BRIEF
Scan the data below. Pull out each line where "center" occurs.

===

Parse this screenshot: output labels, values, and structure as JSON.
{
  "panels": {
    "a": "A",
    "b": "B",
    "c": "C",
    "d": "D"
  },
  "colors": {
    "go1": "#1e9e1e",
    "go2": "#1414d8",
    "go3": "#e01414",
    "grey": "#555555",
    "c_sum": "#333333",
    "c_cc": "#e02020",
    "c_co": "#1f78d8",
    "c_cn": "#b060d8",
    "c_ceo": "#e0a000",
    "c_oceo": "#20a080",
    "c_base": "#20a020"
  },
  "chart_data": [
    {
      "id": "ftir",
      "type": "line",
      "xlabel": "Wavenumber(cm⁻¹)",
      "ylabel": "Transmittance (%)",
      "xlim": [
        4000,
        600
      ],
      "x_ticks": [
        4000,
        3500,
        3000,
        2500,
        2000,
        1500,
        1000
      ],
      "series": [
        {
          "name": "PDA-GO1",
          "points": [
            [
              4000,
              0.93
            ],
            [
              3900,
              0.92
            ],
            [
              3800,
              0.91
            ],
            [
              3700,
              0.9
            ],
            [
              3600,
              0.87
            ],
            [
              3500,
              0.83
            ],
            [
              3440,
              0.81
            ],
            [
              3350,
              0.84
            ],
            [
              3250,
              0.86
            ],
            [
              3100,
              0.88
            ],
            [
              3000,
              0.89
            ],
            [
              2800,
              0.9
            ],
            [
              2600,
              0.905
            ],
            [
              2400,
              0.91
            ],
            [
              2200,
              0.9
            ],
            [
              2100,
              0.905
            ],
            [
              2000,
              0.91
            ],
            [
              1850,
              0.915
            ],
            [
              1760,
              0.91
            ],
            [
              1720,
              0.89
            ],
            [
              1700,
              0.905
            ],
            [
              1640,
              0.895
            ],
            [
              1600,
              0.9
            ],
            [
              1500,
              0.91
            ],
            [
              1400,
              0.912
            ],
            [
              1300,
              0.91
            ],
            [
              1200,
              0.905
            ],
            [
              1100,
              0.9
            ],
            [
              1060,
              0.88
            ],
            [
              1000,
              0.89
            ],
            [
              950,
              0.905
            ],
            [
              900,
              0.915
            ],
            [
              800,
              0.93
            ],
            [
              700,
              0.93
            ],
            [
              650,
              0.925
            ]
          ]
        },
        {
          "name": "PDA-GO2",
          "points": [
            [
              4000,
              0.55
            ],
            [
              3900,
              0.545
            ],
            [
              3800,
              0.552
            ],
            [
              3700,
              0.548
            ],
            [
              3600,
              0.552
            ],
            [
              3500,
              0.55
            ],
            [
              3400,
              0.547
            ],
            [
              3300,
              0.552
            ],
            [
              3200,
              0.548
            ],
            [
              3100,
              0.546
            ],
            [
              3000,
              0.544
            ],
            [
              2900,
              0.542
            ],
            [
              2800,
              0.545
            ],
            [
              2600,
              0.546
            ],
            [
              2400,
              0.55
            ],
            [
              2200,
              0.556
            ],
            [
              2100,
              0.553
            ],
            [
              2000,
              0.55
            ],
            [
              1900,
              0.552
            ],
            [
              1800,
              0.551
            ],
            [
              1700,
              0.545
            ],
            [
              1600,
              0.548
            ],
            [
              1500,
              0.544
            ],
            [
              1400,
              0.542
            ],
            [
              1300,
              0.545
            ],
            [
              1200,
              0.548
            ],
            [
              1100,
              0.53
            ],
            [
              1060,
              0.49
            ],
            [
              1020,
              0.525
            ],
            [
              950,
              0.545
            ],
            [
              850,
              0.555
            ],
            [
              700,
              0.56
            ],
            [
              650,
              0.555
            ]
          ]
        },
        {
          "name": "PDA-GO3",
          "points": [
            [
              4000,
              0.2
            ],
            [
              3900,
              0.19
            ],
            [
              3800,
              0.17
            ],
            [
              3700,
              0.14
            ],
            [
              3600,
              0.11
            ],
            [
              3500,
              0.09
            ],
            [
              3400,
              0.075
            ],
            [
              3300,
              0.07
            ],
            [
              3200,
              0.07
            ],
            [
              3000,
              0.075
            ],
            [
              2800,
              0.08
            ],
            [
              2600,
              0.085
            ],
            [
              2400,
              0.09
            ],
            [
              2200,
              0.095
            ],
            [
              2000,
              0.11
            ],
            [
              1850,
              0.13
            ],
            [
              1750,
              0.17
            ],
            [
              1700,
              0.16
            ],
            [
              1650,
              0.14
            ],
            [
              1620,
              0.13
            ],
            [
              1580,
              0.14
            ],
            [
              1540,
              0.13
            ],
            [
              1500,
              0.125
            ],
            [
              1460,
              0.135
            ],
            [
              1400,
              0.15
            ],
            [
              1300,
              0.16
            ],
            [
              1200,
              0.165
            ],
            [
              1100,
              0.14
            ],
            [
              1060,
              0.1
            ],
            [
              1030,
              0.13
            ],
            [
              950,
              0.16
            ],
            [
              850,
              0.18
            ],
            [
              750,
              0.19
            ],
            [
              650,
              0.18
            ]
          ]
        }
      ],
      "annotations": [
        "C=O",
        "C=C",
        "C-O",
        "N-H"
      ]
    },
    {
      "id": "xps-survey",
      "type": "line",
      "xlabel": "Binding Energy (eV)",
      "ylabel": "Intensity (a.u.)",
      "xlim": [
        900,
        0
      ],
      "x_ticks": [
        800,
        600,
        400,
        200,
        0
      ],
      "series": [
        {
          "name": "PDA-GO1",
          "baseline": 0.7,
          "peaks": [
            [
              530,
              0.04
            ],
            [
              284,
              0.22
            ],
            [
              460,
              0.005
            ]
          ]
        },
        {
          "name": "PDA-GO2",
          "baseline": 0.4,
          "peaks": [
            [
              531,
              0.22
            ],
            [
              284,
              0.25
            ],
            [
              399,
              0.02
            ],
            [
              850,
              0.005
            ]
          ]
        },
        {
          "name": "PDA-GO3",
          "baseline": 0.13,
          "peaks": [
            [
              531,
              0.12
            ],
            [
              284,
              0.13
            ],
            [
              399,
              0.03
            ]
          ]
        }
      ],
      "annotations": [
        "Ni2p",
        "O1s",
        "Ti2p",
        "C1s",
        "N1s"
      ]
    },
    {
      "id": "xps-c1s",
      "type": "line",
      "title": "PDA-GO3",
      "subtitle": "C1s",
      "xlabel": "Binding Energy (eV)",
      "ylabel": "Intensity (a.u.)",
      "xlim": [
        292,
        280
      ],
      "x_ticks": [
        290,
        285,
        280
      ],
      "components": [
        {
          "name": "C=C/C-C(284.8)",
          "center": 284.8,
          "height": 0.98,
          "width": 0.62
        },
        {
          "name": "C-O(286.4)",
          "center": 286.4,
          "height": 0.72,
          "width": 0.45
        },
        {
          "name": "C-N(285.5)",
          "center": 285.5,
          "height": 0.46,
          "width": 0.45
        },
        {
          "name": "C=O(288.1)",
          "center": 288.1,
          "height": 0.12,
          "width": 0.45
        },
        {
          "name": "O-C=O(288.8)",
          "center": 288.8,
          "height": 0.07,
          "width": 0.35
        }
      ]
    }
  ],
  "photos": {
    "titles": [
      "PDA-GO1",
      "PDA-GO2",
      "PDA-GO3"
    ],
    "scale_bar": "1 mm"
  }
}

===

COMPLETED EXERCISE
          "center": 284.8,
          "center": 286.4,
          "center": 285.5,
          "center": 288.1,
          "center": 288.8,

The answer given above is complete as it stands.